AIM OF THE EXERCISE.
Check every line below for the word "Maximum" and show those that hold it.

ENTRIES SHOWN.
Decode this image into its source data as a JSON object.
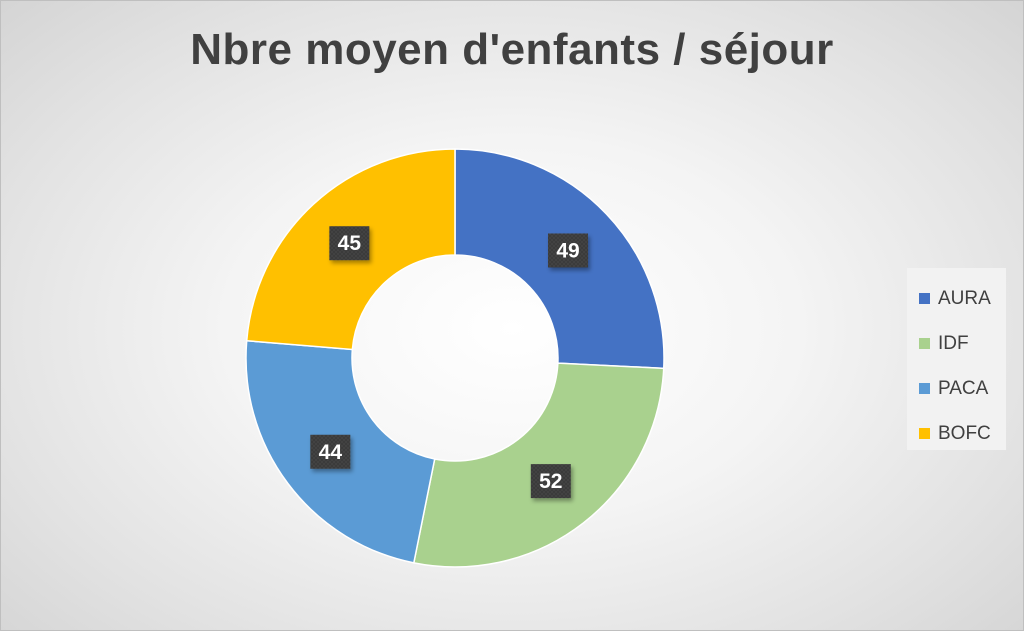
{
  "chart_data": {
    "type": "pie",
    "subtype": "doughnut",
    "title": "Nbre moyen d'enfants / séjour",
    "categories": [
      "AURA",
      "IDF",
      "PACA",
      "BOFC"
    ],
    "values": [
      49,
      52,
      44,
      45
    ],
    "colors": [
      "#4472C4",
      "#A9D18E",
      "#5B9BD5",
      "#FFC000"
    ],
    "data_labels": [
      "49",
      "52",
      "44",
      "45"
    ],
    "legend_position": "right",
    "data_label_style": "dark box with white bold text"
  }
}
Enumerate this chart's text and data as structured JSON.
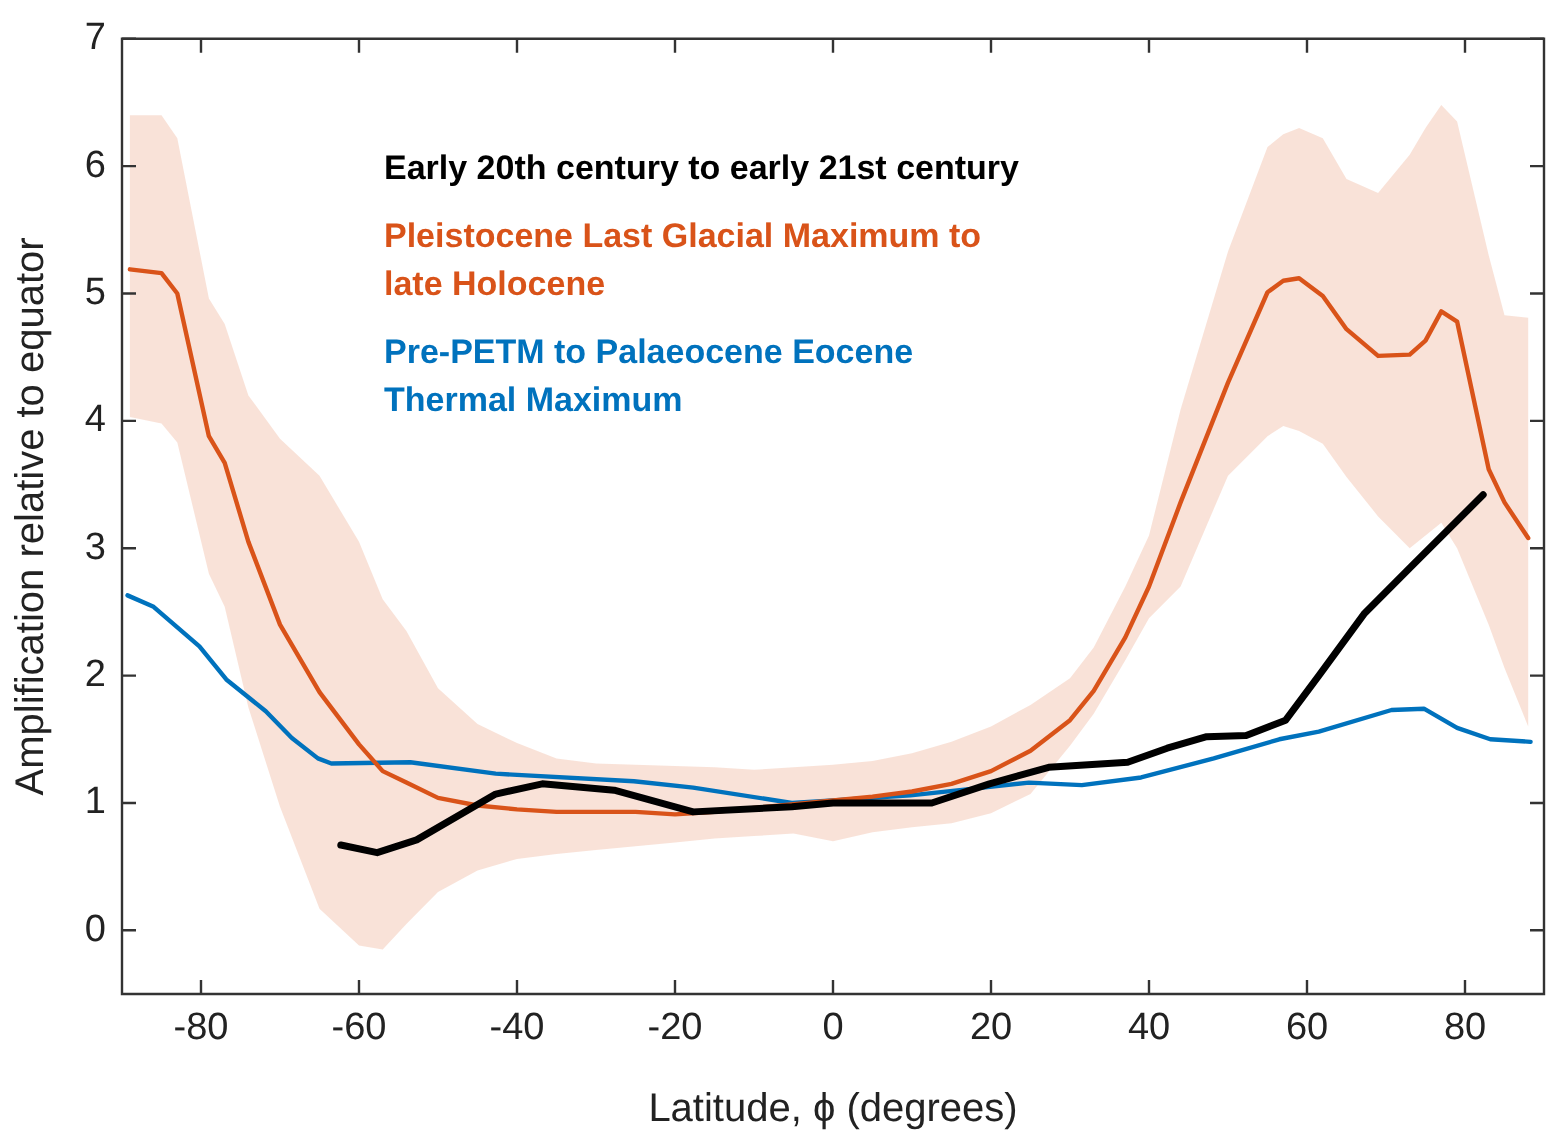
{
  "chart_data": {
    "type": "line",
    "xlabel": "Latitude, ϕ (degrees)",
    "ylabel": "Amplification relative to equator",
    "xlim": [
      -90,
      90
    ],
    "xticks": [
      -80,
      -60,
      -40,
      -20,
      0,
      20,
      40,
      60,
      80
    ],
    "ylim": [
      -0.5,
      7
    ],
    "yticks": [
      0,
      1,
      2,
      3,
      4,
      5,
      6,
      7
    ],
    "grid": false,
    "legend": "top",
    "line_style": "solid",
    "marker": "none",
    "series": [
      {
        "name": "Early 20th century to early 21st century",
        "color": "#000000",
        "x": [
          -62.3,
          -57.7,
          -52.7,
          -42.7,
          -36.8,
          -27.7,
          -17.7,
          -5.2,
          0,
          12.5,
          19.8,
          27.3,
          37.3,
          42.3,
          47.3,
          52.3,
          57.3,
          61.5,
          67.3,
          73.1,
          82.3
        ],
        "values": [
          0.67,
          0.61,
          0.71,
          1.07,
          1.15,
          1.1,
          0.93,
          0.97,
          1.0,
          1.0,
          1.15,
          1.28,
          1.32,
          1.43,
          1.52,
          1.53,
          1.65,
          2.0,
          2.49,
          2.85,
          3.42
        ]
      },
      {
        "name": "Pleistocene Last Glacial Maximum to late Holocene",
        "color": "#d95319",
        "x": [
          -89,
          -85,
          -83,
          -79,
          -77,
          -74,
          -70,
          -65,
          -60,
          -57,
          -54,
          -50,
          -45,
          -40,
          -35,
          -30,
          -25,
          -20,
          -15,
          -10,
          -5,
          0,
          5,
          10,
          15,
          20,
          25,
          30,
          33,
          37,
          40,
          44,
          50,
          55,
          57,
          59,
          62,
          65,
          69,
          73,
          75,
          77,
          79,
          83,
          85,
          88
        ],
        "values": [
          5.19,
          5.16,
          5.0,
          3.88,
          3.67,
          3.05,
          2.4,
          1.87,
          1.46,
          1.25,
          1.16,
          1.04,
          0.98,
          0.95,
          0.93,
          0.93,
          0.93,
          0.91,
          0.93,
          0.96,
          0.99,
          1.02,
          1.05,
          1.09,
          1.15,
          1.25,
          1.41,
          1.65,
          1.88,
          2.3,
          2.7,
          3.36,
          4.3,
          5.01,
          5.1,
          5.12,
          4.98,
          4.72,
          4.51,
          4.52,
          4.63,
          4.86,
          4.78,
          3.62,
          3.36,
          3.08
        ],
        "upper": [
          6.4,
          6.4,
          6.22,
          4.96,
          4.76,
          4.2,
          3.86,
          3.57,
          3.05,
          2.6,
          2.35,
          1.9,
          1.62,
          1.47,
          1.35,
          1.31,
          1.3,
          1.29,
          1.28,
          1.26,
          1.28,
          1.3,
          1.33,
          1.39,
          1.48,
          1.6,
          1.77,
          1.98,
          2.22,
          2.7,
          3.1,
          4.09,
          5.33,
          6.15,
          6.25,
          6.3,
          6.22,
          5.9,
          5.79,
          6.09,
          6.3,
          6.48,
          6.35,
          5.3,
          4.83,
          4.81
        ],
        "lower": [
          4.03,
          3.98,
          3.83,
          2.8,
          2.54,
          1.75,
          0.97,
          0.17,
          -0.12,
          -0.15,
          0.05,
          0.3,
          0.47,
          0.56,
          0.6,
          0.63,
          0.66,
          0.69,
          0.72,
          0.74,
          0.76,
          0.7,
          0.77,
          0.81,
          0.84,
          0.92,
          1.07,
          1.45,
          1.7,
          2.12,
          2.45,
          2.7,
          3.57,
          3.88,
          3.96,
          3.92,
          3.82,
          3.56,
          3.25,
          3.0,
          3.1,
          3.2,
          3.0,
          2.4,
          2.06,
          1.6
        ]
      },
      {
        "name": "Pre-PETM to Palaeocene Eocene Thermal Maximum",
        "color": "#0072bd",
        "x": [
          -89.3,
          -86,
          -80.2,
          -76.8,
          -71.8,
          -68.5,
          -65.2,
          -63.5,
          -53.5,
          -42.7,
          -25.2,
          -17.7,
          -5.2,
          0,
          9.8,
          19,
          24.8,
          31.5,
          39,
          48.2,
          56.5,
          61.5,
          70.7,
          74.8,
          79,
          83.2,
          88.3
        ],
        "values": [
          2.63,
          2.54,
          2.23,
          1.97,
          1.72,
          1.51,
          1.35,
          1.31,
          1.32,
          1.23,
          1.17,
          1.12,
          1.0,
          1.02,
          1.06,
          1.12,
          1.16,
          1.14,
          1.2,
          1.35,
          1.5,
          1.56,
          1.73,
          1.74,
          1.59,
          1.5,
          1.48
        ]
      }
    ]
  }
}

EXERCISE OUTPUT.
        "name": "Pleistocene Last Glacial Maximum to late Holocene",
        "name": "Pre-PETM to Palaeocene Eocene Thermal Maximum",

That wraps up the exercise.